_YOUR INSTRUCTIONS_.
Return every line below in which "adding" appears.

Start

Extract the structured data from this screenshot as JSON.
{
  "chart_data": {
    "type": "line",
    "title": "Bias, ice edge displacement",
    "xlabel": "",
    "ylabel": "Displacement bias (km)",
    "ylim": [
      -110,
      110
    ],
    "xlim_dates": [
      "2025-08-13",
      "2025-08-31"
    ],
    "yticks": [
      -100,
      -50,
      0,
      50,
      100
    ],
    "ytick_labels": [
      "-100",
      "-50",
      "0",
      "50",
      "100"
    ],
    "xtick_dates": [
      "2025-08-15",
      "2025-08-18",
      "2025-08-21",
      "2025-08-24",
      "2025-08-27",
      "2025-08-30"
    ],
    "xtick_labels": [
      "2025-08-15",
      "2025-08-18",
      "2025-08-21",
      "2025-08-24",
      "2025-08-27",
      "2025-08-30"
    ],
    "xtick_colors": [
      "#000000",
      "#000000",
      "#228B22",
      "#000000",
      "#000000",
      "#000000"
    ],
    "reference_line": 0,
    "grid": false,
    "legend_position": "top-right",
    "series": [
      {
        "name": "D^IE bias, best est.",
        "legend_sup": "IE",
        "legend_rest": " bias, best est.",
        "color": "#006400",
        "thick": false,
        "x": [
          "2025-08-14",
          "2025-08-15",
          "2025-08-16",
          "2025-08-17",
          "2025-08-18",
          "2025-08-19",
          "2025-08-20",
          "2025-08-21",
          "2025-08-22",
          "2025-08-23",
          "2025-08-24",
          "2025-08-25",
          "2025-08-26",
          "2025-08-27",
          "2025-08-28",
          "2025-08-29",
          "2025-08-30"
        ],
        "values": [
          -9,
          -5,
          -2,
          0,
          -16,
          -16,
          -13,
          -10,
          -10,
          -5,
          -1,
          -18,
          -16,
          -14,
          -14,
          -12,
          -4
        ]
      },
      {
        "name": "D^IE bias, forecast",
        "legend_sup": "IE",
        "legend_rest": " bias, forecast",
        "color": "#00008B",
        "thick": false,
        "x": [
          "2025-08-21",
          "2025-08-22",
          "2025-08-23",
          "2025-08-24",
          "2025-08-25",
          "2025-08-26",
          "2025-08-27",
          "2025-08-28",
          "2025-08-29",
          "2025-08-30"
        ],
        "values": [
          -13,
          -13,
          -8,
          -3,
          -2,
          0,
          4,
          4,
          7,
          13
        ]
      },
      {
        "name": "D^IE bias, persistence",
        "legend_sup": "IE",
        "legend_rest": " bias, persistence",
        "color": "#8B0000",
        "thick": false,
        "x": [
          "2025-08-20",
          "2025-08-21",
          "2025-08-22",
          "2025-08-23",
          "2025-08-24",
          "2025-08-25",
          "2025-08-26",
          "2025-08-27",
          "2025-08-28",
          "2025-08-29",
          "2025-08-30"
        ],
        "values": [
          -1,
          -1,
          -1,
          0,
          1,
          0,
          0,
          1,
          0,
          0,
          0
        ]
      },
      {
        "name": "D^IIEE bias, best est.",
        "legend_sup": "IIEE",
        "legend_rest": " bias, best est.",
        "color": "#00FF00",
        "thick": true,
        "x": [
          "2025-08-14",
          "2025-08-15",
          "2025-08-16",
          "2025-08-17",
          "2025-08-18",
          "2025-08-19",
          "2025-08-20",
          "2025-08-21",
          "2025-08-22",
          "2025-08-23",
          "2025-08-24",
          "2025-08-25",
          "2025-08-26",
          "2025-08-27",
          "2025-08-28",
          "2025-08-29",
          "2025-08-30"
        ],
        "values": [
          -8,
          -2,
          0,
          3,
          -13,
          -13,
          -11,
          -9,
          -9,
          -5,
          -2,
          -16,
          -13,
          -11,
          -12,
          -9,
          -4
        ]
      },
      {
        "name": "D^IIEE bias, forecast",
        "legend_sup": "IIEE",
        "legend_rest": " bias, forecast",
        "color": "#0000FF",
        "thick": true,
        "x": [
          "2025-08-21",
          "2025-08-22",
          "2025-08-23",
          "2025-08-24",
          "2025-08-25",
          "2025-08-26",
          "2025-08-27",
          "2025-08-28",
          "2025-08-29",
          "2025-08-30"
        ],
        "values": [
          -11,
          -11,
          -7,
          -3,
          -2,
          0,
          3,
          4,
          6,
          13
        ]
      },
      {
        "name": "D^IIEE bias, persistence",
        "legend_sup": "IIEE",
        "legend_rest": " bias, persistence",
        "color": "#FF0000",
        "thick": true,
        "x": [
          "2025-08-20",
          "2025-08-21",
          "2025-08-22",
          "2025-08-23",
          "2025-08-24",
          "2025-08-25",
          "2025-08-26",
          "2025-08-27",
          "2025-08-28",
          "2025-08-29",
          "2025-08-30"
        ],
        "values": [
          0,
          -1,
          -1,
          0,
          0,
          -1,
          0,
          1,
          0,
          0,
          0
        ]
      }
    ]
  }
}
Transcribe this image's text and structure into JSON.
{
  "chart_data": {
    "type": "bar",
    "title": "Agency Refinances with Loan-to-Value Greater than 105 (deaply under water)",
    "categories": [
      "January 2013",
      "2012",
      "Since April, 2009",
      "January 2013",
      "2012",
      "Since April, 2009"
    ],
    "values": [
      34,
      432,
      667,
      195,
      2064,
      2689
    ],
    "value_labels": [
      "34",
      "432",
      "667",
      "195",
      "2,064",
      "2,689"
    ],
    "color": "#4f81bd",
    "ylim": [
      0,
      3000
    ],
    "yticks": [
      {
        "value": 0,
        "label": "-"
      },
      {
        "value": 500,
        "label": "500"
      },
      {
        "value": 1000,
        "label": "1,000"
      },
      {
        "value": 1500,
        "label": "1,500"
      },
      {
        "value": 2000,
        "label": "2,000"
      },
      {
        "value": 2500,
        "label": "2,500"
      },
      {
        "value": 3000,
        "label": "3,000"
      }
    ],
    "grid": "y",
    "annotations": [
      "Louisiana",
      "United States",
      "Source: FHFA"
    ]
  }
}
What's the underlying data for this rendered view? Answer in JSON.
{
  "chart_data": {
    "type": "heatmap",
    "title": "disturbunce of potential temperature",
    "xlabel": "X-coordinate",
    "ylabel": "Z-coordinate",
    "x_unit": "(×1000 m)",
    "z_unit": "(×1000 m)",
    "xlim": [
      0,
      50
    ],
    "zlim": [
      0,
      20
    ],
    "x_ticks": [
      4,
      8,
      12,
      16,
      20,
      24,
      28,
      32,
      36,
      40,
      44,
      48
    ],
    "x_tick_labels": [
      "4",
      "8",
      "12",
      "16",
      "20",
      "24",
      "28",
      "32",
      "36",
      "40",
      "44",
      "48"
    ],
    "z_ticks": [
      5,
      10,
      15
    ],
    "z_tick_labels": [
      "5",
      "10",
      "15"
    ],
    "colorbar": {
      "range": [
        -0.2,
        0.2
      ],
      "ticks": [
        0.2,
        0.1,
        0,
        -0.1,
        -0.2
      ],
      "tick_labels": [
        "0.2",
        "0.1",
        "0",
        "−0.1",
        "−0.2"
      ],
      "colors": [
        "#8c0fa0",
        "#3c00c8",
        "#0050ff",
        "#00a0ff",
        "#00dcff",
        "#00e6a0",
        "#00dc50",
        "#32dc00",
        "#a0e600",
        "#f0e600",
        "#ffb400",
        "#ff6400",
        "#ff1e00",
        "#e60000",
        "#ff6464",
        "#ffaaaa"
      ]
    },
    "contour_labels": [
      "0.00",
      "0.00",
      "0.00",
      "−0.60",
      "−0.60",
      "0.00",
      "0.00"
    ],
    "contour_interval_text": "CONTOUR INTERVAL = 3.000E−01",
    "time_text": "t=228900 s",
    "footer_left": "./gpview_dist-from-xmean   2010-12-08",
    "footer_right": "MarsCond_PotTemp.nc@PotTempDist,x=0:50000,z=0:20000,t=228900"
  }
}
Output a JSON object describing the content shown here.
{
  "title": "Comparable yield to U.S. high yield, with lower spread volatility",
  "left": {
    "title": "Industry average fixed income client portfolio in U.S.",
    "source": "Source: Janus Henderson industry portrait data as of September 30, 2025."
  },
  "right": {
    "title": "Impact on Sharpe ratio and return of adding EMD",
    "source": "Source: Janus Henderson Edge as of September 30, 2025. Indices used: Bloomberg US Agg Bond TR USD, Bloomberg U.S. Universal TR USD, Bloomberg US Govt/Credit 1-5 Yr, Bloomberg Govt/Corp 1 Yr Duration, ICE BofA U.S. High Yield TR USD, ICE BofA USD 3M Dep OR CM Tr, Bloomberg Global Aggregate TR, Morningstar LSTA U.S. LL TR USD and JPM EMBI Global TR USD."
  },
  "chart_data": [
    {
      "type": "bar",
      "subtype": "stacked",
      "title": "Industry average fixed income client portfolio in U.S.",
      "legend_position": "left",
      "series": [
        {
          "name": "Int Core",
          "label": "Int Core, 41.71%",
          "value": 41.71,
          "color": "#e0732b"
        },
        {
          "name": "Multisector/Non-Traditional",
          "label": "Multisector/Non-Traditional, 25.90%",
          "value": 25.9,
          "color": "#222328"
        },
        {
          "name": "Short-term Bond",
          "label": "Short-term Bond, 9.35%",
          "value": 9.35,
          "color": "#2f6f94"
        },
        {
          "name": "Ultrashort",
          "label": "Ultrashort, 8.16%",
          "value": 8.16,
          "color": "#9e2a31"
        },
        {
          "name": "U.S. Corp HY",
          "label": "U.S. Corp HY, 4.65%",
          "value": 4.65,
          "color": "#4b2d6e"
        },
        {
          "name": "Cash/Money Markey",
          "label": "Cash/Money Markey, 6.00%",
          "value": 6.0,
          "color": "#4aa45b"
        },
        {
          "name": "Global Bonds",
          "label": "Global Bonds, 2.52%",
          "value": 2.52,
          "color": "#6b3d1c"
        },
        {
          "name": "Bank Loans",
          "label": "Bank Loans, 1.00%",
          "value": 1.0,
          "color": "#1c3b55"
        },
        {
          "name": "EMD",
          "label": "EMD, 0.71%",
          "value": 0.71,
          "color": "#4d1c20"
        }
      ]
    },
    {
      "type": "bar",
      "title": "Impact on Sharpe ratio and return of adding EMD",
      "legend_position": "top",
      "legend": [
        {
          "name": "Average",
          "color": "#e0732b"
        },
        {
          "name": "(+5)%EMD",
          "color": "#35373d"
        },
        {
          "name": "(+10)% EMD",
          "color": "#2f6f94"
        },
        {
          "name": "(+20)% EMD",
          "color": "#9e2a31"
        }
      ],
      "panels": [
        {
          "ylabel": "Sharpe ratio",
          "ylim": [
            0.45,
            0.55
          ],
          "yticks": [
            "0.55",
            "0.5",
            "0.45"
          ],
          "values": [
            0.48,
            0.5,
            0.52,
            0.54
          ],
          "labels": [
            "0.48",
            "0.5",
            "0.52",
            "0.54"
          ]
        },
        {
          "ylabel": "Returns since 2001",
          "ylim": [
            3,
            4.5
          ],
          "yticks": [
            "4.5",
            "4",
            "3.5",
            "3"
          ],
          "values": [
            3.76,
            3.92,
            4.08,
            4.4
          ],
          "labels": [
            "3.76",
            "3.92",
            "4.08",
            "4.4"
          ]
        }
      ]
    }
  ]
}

End

_FINISHED EXERCISE_.
    "title": "Impact on Sharpe ratio and return of adding EMD",
      "title": "Impact on Sharpe ratio and return of adding EMD",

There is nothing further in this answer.